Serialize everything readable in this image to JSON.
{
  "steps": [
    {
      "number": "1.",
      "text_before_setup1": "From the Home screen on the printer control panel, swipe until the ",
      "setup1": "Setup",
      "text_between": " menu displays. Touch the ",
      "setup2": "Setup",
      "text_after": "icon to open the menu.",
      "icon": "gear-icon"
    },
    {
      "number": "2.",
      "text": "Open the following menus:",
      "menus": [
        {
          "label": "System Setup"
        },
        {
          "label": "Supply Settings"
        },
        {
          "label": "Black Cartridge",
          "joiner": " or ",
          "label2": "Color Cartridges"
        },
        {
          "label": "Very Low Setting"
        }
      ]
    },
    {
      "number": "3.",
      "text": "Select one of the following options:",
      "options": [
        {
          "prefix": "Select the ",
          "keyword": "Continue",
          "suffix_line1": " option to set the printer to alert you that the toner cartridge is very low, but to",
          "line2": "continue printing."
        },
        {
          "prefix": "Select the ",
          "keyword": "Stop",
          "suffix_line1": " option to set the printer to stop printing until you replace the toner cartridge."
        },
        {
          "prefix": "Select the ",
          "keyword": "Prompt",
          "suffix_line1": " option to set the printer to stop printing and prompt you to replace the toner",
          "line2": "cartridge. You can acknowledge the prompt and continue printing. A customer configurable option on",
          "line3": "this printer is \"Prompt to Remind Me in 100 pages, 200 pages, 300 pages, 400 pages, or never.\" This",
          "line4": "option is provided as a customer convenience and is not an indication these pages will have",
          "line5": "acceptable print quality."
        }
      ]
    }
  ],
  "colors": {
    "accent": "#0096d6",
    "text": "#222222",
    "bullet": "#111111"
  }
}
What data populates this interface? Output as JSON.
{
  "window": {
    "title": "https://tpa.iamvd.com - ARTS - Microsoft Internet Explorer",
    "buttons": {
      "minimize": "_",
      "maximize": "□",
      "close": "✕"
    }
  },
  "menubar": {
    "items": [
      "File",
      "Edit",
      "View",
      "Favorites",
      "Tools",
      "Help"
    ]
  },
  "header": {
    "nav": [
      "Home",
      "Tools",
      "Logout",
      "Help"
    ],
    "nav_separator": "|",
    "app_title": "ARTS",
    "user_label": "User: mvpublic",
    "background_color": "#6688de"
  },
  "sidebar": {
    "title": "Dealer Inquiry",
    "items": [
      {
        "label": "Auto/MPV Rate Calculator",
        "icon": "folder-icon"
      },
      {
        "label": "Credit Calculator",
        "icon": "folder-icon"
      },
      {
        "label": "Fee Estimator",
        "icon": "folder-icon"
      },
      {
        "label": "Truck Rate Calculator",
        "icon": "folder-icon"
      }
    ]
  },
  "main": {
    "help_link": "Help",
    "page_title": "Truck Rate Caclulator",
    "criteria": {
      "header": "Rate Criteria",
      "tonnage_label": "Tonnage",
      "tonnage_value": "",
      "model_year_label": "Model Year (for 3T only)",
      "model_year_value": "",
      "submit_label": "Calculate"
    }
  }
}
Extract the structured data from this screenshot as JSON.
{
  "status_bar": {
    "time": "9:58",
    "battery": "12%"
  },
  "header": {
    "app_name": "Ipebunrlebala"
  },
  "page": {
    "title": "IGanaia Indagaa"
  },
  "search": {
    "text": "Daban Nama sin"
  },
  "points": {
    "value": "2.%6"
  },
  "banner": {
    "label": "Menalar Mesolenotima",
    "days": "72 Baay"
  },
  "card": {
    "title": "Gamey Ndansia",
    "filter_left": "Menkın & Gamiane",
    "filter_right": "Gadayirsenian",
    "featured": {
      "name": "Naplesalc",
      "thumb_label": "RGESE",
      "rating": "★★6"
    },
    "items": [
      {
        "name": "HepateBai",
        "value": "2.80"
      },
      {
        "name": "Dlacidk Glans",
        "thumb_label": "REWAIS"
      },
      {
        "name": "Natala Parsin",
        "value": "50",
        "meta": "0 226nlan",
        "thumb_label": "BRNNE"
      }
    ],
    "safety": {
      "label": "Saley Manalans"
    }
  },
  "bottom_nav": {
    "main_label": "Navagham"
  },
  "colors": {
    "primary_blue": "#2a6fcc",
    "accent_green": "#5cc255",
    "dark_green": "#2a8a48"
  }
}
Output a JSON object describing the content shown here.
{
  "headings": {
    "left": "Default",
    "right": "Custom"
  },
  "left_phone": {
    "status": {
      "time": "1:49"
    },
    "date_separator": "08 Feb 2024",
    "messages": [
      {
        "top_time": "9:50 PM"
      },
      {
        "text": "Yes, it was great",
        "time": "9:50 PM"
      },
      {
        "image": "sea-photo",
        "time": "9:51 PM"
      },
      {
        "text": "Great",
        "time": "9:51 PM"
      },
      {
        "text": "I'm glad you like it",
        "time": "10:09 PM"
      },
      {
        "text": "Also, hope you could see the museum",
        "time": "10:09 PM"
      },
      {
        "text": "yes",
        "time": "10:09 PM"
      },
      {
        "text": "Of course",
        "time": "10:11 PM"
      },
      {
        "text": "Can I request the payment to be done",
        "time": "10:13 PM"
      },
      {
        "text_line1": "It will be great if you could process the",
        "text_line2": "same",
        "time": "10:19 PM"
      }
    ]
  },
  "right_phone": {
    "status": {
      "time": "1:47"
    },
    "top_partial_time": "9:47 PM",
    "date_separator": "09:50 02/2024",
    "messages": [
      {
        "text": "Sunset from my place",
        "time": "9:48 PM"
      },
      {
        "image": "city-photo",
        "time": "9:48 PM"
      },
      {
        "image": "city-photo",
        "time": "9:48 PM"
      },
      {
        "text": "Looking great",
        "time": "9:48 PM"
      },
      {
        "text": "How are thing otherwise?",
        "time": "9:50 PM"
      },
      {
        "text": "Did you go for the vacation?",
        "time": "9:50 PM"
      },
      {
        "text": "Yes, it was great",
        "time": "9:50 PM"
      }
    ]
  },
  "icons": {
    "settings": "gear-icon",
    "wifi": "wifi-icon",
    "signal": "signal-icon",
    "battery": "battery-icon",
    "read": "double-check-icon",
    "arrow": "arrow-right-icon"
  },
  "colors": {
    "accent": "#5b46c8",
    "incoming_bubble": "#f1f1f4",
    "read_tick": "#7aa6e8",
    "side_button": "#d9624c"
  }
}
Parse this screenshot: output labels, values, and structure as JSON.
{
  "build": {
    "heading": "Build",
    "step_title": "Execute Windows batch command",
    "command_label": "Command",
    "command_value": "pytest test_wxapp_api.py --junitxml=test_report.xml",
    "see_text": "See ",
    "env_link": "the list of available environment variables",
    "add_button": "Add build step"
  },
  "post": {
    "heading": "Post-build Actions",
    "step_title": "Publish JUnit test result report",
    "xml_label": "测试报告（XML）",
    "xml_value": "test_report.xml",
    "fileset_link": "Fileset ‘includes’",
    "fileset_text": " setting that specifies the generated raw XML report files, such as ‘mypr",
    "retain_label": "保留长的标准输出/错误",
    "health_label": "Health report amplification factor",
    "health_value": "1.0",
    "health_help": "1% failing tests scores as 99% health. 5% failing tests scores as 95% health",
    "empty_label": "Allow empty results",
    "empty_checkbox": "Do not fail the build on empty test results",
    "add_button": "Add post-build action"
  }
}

────────────────

Return the line that contains "Parse this screenshot: output" along with every line after it through the end of the entries, exactly, adding nothing.

* **Answer to this exercise**:
Parse this screenshot: output labels, values, and structure as JSON.
{
  "build": {
    "heading": "Build",
    "step_title": "Execute Windows batch command",
    "command_label": "Command",
    "command_value": "pytest test_wxapp_api.py --junitxml=test_report.xml",
    "see_text": "See ",
    "env_link": "the list of available environment variables",
    "add_button": "Add build step"
  },
  "post": {
    "heading": "Post-build Actions",
    "step_title": "Publish JUnit test result report",
    "xml_label": "测试报告（XML）",
    "xml_value": "test_report.xml",
    "fileset_link": "Fileset ‘includes’",
    "fileset_text": " setting that specifies the generated raw XML report files, such as ‘mypr",
    "retain_label": "保留长的标准输出/错误",
    "health_label": "Health report amplification factor",
    "health_value": "1.0",
    "health_help": "1% failing tests scores as 99% health. 5% failing tests scores as 95% health",
    "empty_label": "Allow empty results",
    "empty_checkbox": "Do not fail the build on empty test results",
    "add_button": "Add post-build action"
  }
}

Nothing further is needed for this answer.